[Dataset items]
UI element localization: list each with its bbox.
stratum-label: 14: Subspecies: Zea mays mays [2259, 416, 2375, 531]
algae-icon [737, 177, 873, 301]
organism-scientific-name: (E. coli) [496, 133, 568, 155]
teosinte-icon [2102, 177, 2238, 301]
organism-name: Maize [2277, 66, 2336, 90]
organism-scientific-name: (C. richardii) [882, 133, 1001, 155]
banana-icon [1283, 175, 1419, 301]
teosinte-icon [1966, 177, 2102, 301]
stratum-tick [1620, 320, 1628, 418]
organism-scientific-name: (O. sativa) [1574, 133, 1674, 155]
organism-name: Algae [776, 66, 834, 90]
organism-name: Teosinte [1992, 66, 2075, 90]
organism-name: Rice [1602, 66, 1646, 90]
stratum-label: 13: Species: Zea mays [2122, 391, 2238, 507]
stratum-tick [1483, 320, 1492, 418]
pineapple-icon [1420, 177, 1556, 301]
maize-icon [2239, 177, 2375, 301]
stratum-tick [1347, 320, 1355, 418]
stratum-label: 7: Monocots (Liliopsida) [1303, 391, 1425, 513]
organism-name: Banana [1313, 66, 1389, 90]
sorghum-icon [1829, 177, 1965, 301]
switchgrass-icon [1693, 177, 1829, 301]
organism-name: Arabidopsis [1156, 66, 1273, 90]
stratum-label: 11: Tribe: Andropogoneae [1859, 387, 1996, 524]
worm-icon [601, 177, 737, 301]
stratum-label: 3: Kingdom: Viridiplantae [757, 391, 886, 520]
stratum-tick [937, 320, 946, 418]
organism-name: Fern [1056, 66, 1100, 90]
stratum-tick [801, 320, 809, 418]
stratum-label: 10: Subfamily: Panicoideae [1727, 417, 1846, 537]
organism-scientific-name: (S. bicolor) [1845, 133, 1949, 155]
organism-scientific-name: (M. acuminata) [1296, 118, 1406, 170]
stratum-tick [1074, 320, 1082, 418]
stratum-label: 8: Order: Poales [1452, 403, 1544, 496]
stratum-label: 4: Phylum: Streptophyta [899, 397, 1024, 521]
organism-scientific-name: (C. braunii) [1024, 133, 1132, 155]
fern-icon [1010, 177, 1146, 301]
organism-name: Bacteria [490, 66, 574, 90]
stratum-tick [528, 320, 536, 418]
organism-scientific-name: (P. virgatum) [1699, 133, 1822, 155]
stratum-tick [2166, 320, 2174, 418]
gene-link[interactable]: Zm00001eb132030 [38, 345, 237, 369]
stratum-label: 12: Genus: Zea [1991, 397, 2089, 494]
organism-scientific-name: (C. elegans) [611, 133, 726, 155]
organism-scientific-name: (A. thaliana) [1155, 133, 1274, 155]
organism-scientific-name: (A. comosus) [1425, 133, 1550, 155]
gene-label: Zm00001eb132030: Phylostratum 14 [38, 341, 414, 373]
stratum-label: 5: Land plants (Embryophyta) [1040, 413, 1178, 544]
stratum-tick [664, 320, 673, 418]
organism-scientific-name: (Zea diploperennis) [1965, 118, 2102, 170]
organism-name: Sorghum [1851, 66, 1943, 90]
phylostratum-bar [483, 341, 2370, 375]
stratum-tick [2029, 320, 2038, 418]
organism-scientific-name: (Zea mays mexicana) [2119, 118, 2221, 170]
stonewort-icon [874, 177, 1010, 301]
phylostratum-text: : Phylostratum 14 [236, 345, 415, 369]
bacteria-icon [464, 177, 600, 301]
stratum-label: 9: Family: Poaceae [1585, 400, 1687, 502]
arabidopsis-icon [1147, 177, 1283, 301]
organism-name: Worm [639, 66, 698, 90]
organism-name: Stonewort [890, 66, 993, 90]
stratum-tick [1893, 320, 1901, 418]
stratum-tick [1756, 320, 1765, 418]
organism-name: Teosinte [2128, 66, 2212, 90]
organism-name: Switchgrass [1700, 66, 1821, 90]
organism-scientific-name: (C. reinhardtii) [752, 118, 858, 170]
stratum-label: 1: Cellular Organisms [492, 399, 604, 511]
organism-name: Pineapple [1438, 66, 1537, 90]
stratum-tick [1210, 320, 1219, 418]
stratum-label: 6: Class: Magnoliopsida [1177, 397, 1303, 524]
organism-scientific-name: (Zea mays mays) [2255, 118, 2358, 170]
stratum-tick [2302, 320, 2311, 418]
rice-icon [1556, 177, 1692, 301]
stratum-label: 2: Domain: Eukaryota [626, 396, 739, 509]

*Task to carry out*. Return each line from the entries above that includes "mays".

*Written answer*.
stratum-label: 14: Subspecies: Zea mays mays [2259, 416, 2375, 531]
stratum-label: 13: Species: Zea mays [2122, 391, 2238, 507]
organism-scientific-name: (Zea mays mexicana) [2119, 118, 2221, 170]
organism-scientific-name: (Zea mays mays) [2255, 118, 2358, 170]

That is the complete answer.